• WRITTEN EXERCISE:
Check each line of the material below for the string "JSON", then report how many lines have it, and nothing else.

(Records excerpted from a collection)
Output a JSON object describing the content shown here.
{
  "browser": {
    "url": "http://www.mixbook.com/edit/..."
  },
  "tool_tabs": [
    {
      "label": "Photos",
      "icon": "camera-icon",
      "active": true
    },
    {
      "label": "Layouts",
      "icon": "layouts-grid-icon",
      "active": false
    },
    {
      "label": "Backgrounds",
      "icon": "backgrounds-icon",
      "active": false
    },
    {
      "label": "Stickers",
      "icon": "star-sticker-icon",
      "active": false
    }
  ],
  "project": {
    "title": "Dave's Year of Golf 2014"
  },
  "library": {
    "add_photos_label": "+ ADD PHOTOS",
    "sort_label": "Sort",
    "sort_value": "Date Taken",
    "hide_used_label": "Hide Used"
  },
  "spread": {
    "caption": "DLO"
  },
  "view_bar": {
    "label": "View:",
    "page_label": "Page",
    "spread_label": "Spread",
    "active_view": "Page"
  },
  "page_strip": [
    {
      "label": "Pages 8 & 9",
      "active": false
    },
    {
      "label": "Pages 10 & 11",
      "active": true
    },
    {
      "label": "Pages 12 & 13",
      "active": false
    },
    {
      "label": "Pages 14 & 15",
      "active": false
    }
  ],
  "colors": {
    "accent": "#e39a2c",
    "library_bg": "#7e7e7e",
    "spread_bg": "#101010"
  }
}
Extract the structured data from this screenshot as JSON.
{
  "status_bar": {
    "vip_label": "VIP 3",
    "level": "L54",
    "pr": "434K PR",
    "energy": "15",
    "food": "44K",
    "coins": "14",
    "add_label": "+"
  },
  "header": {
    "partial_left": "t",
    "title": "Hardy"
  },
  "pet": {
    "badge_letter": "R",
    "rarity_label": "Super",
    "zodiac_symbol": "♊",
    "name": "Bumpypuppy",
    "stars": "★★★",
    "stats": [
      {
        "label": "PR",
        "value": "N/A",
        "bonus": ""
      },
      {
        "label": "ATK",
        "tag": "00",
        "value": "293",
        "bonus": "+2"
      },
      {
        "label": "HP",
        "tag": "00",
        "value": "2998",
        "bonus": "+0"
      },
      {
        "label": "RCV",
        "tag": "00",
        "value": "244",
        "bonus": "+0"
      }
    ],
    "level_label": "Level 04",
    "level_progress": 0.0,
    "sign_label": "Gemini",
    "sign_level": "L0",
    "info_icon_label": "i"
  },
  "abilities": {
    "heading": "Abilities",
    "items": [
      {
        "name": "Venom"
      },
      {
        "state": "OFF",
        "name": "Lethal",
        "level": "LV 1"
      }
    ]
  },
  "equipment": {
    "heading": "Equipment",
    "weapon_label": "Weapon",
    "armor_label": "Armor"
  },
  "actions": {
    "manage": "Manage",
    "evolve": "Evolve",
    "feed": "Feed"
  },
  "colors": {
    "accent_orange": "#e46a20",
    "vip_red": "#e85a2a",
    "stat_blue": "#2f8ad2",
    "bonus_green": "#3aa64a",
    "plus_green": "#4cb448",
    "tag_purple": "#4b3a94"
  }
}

• THE RESPONSE:
2